Yesterday was a rough day for State and City officials facing legal problems.   In addition to Hiram Monserrate’s expulsion from the State State, City Council Member Lawrence Seabrook was indicted by the U.S. Attorney on charges revolving around his use of Council discretionary funds to finance a string of nonprofit groups that city and federal authorities say ultimately did little for the communities they were supposed to aid.   Department of Investigation Commissioner Rose Gill Hearn used the opportunity to call for further reforms to the City’s discretionary funding system.

 

“It is extraordinary to be here to announce the investigation and indictment of a New York City Councilmember, only seven months after the last arrest of a Councilmember, both of whom were charged with abusing their offices in various ways, including the abuse of discretionary funds,” said Gill Hearn, who used the opportunity to call for further reforms of the City Council’s discretionary funding system.

 

Gill Hearn cited recent criminal cases brought against City Council Member Miguel Martinez and Asquith Reid, Chief of Staff COS to former Councilman Kendall Stewart, noting that “each of these cases has opened up a new window into the labyrinth of discretionary funding, including circumventions and conduits and Not-for-profits performing little or no work for the City money they received.”

# [GIVEN INFORMATION]
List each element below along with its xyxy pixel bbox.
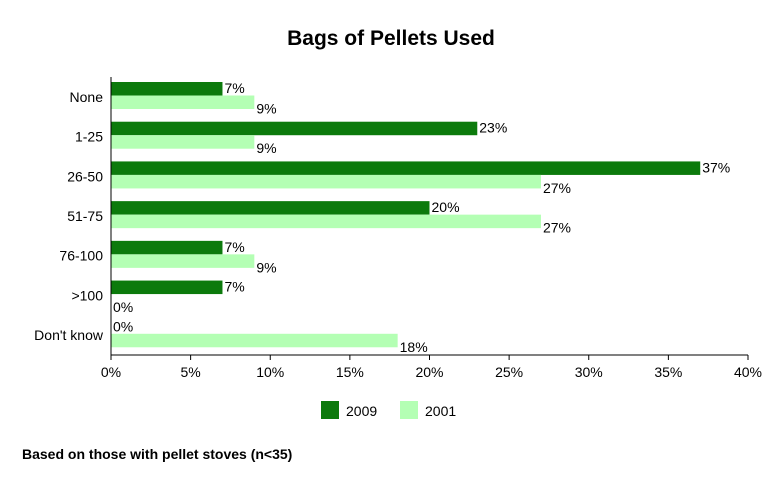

# [WHAT YOU HAVE TO DO]
Answer these about the news excerpt on the indictment of Council Member Lawrence Seabrook:
1. Who brought the indictment against Seabrook?
2. According to Gill Hearn, how long had it been since the last arrest of a Council member?
3. Asquith Reid was chief of staff to which former councilman?

# [RESPONSE TO THIS EXERCISE]
1. The U.S. Attorney.
2. Seven months.
3. Kendall Stewart.